## Objective
Every line of the material below should be repeated exactly.

════════════════════

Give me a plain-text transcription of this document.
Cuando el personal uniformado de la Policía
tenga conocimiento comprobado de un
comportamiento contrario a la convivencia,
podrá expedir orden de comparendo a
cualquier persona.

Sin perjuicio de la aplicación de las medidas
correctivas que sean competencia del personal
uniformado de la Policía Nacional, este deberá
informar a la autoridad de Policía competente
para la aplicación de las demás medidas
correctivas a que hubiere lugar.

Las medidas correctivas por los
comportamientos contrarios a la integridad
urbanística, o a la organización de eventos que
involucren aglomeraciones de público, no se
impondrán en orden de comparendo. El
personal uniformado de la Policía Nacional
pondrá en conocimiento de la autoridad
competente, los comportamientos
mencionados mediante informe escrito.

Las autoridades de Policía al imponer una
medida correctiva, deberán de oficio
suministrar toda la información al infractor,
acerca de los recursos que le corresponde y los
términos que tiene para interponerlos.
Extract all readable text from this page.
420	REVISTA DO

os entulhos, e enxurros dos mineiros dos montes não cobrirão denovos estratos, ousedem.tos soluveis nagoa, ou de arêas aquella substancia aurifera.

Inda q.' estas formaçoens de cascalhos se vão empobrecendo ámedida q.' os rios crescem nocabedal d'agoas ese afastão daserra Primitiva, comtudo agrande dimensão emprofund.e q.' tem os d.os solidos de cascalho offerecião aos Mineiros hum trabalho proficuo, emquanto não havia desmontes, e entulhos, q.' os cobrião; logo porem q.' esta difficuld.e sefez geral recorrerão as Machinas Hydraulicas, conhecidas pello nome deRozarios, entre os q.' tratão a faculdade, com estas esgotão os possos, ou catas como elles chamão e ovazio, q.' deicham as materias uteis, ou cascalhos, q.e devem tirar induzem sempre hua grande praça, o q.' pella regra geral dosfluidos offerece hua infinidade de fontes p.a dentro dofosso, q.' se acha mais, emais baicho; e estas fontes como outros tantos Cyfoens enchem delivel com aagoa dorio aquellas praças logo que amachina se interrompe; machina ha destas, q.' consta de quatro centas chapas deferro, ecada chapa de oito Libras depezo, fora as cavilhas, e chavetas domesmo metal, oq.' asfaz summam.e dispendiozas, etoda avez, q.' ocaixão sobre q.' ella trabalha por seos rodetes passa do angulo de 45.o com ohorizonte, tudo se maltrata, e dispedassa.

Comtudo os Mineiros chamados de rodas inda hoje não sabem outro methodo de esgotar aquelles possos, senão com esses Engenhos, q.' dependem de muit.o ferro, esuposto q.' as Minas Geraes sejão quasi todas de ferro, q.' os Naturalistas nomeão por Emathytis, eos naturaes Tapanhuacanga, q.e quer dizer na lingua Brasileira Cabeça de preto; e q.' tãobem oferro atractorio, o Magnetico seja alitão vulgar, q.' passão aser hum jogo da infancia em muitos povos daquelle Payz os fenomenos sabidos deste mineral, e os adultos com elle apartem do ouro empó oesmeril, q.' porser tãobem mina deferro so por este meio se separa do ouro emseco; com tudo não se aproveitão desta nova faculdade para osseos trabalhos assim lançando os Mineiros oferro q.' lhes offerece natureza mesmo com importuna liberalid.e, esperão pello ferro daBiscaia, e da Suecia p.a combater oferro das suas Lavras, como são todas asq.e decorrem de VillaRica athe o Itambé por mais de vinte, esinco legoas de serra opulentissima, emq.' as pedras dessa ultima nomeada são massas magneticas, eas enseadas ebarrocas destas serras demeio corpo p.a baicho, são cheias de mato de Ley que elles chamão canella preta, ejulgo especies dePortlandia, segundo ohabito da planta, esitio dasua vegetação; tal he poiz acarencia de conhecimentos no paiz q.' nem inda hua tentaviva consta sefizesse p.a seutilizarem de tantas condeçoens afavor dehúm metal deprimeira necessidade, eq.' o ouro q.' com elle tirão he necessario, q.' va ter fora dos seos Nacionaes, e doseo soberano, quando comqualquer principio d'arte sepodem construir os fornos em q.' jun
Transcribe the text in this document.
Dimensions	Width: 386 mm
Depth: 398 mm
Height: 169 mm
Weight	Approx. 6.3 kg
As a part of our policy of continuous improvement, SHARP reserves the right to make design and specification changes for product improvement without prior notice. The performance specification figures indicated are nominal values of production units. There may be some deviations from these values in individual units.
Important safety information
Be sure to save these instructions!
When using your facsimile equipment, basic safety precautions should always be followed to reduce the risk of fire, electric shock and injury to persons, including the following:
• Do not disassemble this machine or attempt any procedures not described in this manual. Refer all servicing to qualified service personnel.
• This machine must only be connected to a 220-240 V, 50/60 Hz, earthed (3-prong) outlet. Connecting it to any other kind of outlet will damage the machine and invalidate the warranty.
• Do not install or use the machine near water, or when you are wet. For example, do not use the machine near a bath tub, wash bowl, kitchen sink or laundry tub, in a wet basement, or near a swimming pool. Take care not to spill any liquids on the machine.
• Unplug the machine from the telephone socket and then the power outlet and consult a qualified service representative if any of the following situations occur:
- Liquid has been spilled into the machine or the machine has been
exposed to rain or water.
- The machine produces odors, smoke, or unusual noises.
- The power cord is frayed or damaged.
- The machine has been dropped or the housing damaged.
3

════════════════════

## Reply to the exercise
Give me a plain-text transcription of this document.
Cuando el personal uniformado de la Policía
tenga conocimiento comprobado de un
comportamiento contrario a la convivencia,
podrá expedir orden de comparendo a
cualquier persona.

Sin perjuicio de la aplicación de las medidas
correctivas que sean competencia del personal
uniformado de la Policía Nacional, este deberá
informar a la autoridad de Policía competente
para la aplicación de las demás medidas
correctivas a que hubiere lugar.

Las medidas correctivas por los
comportamientos contrarios a la integridad
urbanística, o a la organización de eventos que
involucren aglomeraciones de público, no se
impondrán en orden de comparendo. El
personal uniformado de la Policía Nacional
pondrá en conocimiento de la autoridad
competente, los comportamientos
mencionados mediante informe escrito.

Las autoridades de Policía al imponer una
medida correctiva, deberán de oficio
suministrar toda la información al infractor,
acerca de los recursos que le corresponde y los
términos que tiene para interponerlos.
Extract all readable text from this page.
420	REVISTA DO

os entulhos, e enxurros dos mineiros dos montes não cobrirão denovos estratos, ousedem.tos soluveis nagoa, ou de arêas aquella substancia aurifera.

Inda q.' estas formaçoens de cascalhos se vão empobrecendo ámedida q.' os rios crescem nocabedal d'agoas ese afastão daserra Primitiva, comtudo agrande dimensão emprofund.e q.' tem os d.os solidos de cascalho offerecião aos Mineiros hum trabalho proficuo, emquanto não havia desmontes, e entulhos, q.' os cobrião; logo porem q.' esta difficuld.e sefez geral recorrerão as Machinas Hydraulicas, conhecidas pello nome deRozarios, entre os q.' tratão a faculdade, com estas esgotão os possos, ou catas como elles chamão e ovazio, q.' deicham as materias uteis, ou cascalhos, q.e devem tirar induzem sempre hua grande praça, o q.' pella regra geral dosfluidos offerece hua infinidade de fontes p.a dentro dofosso, q.' se acha mais, emais baicho; e estas fontes como outros tantos Cyfoens enchem delivel com aagoa dorio aquellas praças logo que amachina se interrompe; machina ha destas, q.' consta de quatro centas chapas deferro, ecada chapa de oito Libras depezo, fora as cavilhas, e chavetas domesmo metal, oq.' asfaz summam.e dispendiozas, etoda avez, q.' ocaixão sobre q.' ella trabalha por seos rodetes passa do angulo de 45.o com ohorizonte, tudo se maltrata, e dispedassa.

Comtudo os Mineiros chamados de rodas inda hoje não sabem outro methodo de esgotar aquelles possos, senão com esses Engenhos, q.' dependem de muit.o ferro, esuposto q.' as Minas Geraes sejão quasi todas de ferro, q.' os Naturalistas nomeão por Emathytis, eos naturaes Tapanhuacanga, q.e quer dizer na lingua Brasileira Cabeça de preto; e q.' tãobem oferro atractorio, o Magnetico seja alitão vulgar, q.' passão aser hum jogo da infancia em muitos povos daquelle Payz os fenomenos sabidos deste mineral, e os adultos com elle apartem do ouro empó oesmeril, q.' porser tãobem mina deferro so por este meio se separa do ouro emseco; com tudo não se aproveitão desta nova faculdade para osseos trabalhos assim lançando os Mineiros oferro q.' lhes offerece natureza mesmo com importuna liberalid.e, esperão pello ferro daBiscaia, e da Suecia p.a combater oferro das suas Lavras, como são todas asq.e decorrem de VillaRica athe o Itambé por mais de vinte, esinco legoas de serra opulentissima, emq.' as pedras dessa ultima nomeada são massas magneticas, eas enseadas ebarrocas destas serras demeio corpo p.a baicho, são cheias de mato de Ley que elles chamão canella preta, ejulgo especies dePortlandia, segundo ohabito da planta, esitio dasua vegetação; tal he poiz acarencia de conhecimentos no paiz q.' nem inda hua tentaviva consta sefizesse p.a seutilizarem de tantas condeçoens afavor dehúm metal deprimeira necessidade, eq.' o ouro q.' com elle tirão he necessario, q.' va ter fora dos seos Nacionaes, e doseo soberano, quando comqualquer principio d'arte sepodem construir os fornos em q.' jun
Transcribe the text in this document.
Dimensions	Width: 386 mm
Depth: 398 mm
Height: 169 mm
Weight	Approx. 6.3 kg
As a part of our policy of continuous improvement, SHARP reserves the right to make design and specification changes for product improvement without prior notice. The performance specification figures indicated are nominal values of production units. There may be some deviations from these values in individual units.
Important safety information
Be sure to save these instructions!
When using your facsimile equipment, basic safety precautions should always be followed to reduce the risk of fire, electric shock and injury to persons, including the following:
• Do not disassemble this machine or attempt any procedures not described in this manual. Refer all servicing to qualified service personnel.
• This machine must only be connected to a 220-240 V, 50/60 Hz, earthed (3-prong) outlet. Connecting it to any other kind of outlet will damage the machine and invalidate the warranty.
• Do not install or use the machine near water, or when you are wet. For example, do not use the machine near a bath tub, wash bowl, kitchen sink or laundry tub, in a wet basement, or near a swimming pool. Take care not to spill any liquids on the machine.
• Unplug the machine from the telephone socket and then the power outlet and consult a qualified service representative if any of the following situations occur:
- Liquid has been spilled into the machine or the machine has been
exposed to rain or water.
- The machine produces odors, smoke, or unusual noises.
- The power cord is frayed or damaged.
- The machine has been dropped or the housing damaged.
3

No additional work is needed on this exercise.